> **PROBLEM**
Every entry below must be repeated exactly; skip the pictures.

> **LISTED ENTRIES**
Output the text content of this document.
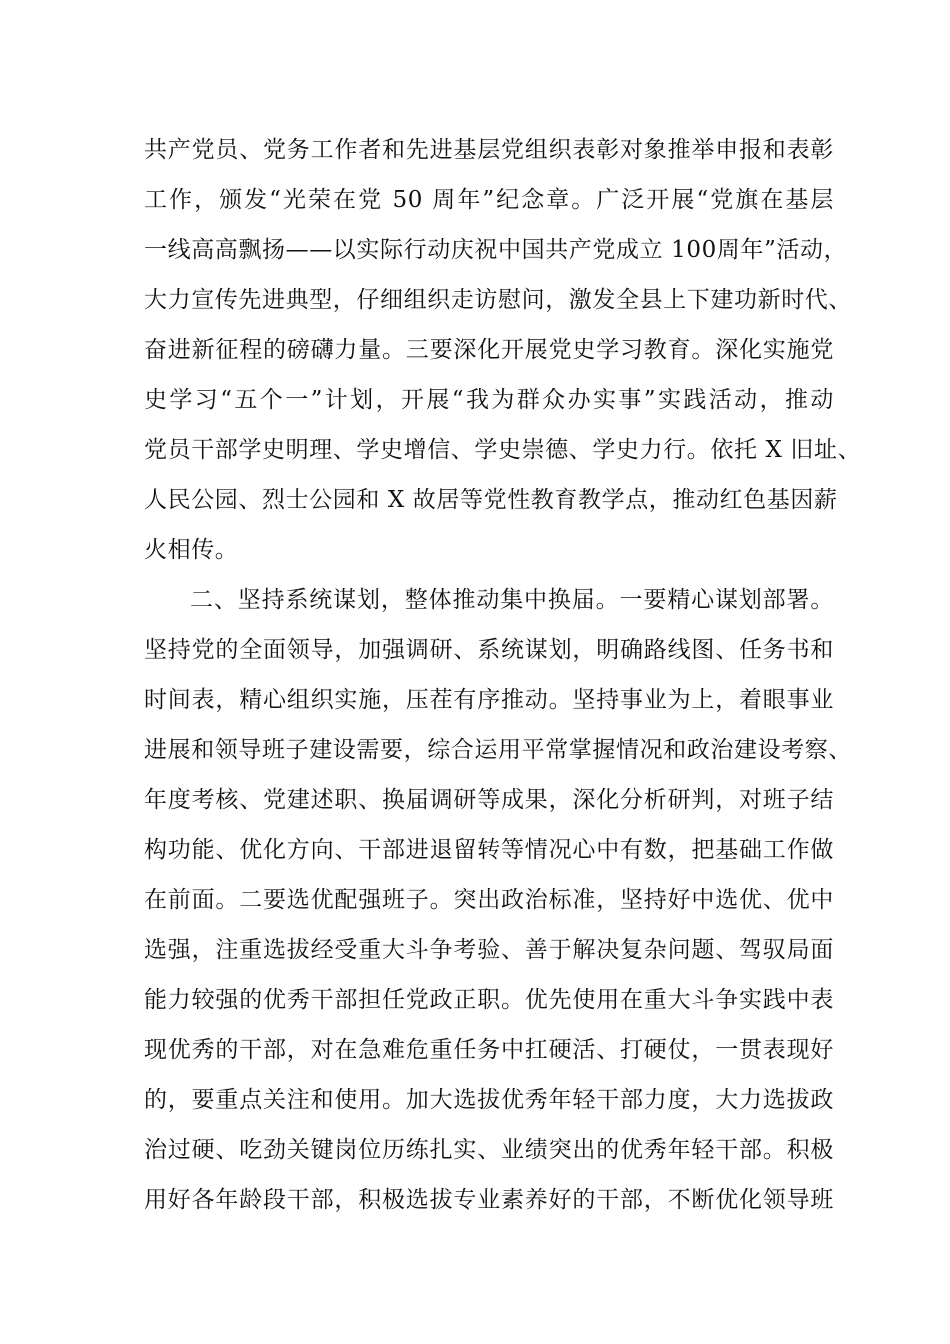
共产党员、党务工作者和先进基层党组织表彰对象推举申报和表彰
工作，颁发“光荣在党 50 周年”纪念章。广泛开展“党旗在基层
一线高高飘扬——以实际行动庆祝中国共产党成立 100周年”活动，
大力宣传先进典型，仔细组织走访慰问，激发全县上下建功新时代、
奋进新征程的磅礴力量。三要深化开展党史学习教育。深化实施党
史学习“五个一”计划，开展“我为群众办实事”实践活动，推动
党员干部学史明理、学史增信、学史崇德、学史力行。依托 X 旧址、
人民公园、烈士公园和 X 故居等党性教育教学点，推动红色基因薪
火相传。
二、坚持系统谋划，整体推动集中换届。一要精心谋划部署。
坚持党的全面领导，加强调研、系统谋划，明确路线图、任务书和
时间表，精心组织实施，压茬有序推动。坚持事业为上，着眼事业
进展和领导班子建设需要，综合运用平常掌握情况和政治建设考察、
年度考核、党建述职、换届调研等成果，深化分析研判，对班子结
构功能、优化方向、干部进退留转等情况心中有数，把基础工作做
在前面。二要选优配强班子。突出政治标准，坚持好中选优、优中
选强，注重选拔经受重大斗争考验、善于解决复杂问题、驾驭局面
能力较强的优秀干部担任党政正职。优先使用在重大斗争实践中表
现优秀的干部，对在急难危重任务中扛硬活、打硬仗，一贯表现好
的，要重点关注和使用。加大选拔优秀年轻干部力度，大力选拔政
治过硬、吃劲关键岗位历练扎实、业绩突出的优秀年轻干部。积极
用好各年龄段干部，积极选拔专业素养好的干部，不断优化领导班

> **EXERCISE RESULT**
Output the text content of this document.
共产党员、党务工作者和先进基层党组织表彰对象推举申报和表彰
工作，颁发“光荣在党 50 周年”纪念章。广泛开展“党旗在基层
一线高高飘扬——以实际行动庆祝中国共产党成立 100周年”活动，
大力宣传先进典型，仔细组织走访慰问，激发全县上下建功新时代、
奋进新征程的磅礴力量。三要深化开展党史学习教育。深化实施党
史学习“五个一”计划，开展“我为群众办实事”实践活动，推动
党员干部学史明理、学史增信、学史崇德、学史力行。依托 X 旧址、
人民公园、烈士公园和 X 故居等党性教育教学点，推动红色基因薪
火相传。
二、坚持系统谋划，整体推动集中换届。一要精心谋划部署。
坚持党的全面领导，加强调研、系统谋划，明确路线图、任务书和
时间表，精心组织实施，压茬有序推动。坚持事业为上，着眼事业
进展和领导班子建设需要，综合运用平常掌握情况和政治建设考察、
年度考核、党建述职、换届调研等成果，深化分析研判，对班子结
构功能、优化方向、干部进退留转等情况心中有数，把基础工作做
在前面。二要选优配强班子。突出政治标准，坚持好中选优、优中
选强，注重选拔经受重大斗争考验、善于解决复杂问题、驾驭局面
能力较强的优秀干部担任党政正职。优先使用在重大斗争实践中表
现优秀的干部，对在急难危重任务中扛硬活、打硬仗，一贯表现好
的，要重点关注和使用。加大选拔优秀年轻干部力度，大力选拔政
治过硬、吃劲关键岗位历练扎实、业绩突出的优秀年轻干部。积极
用好各年龄段干部，积极选拔专业素养好的干部，不断优化领导班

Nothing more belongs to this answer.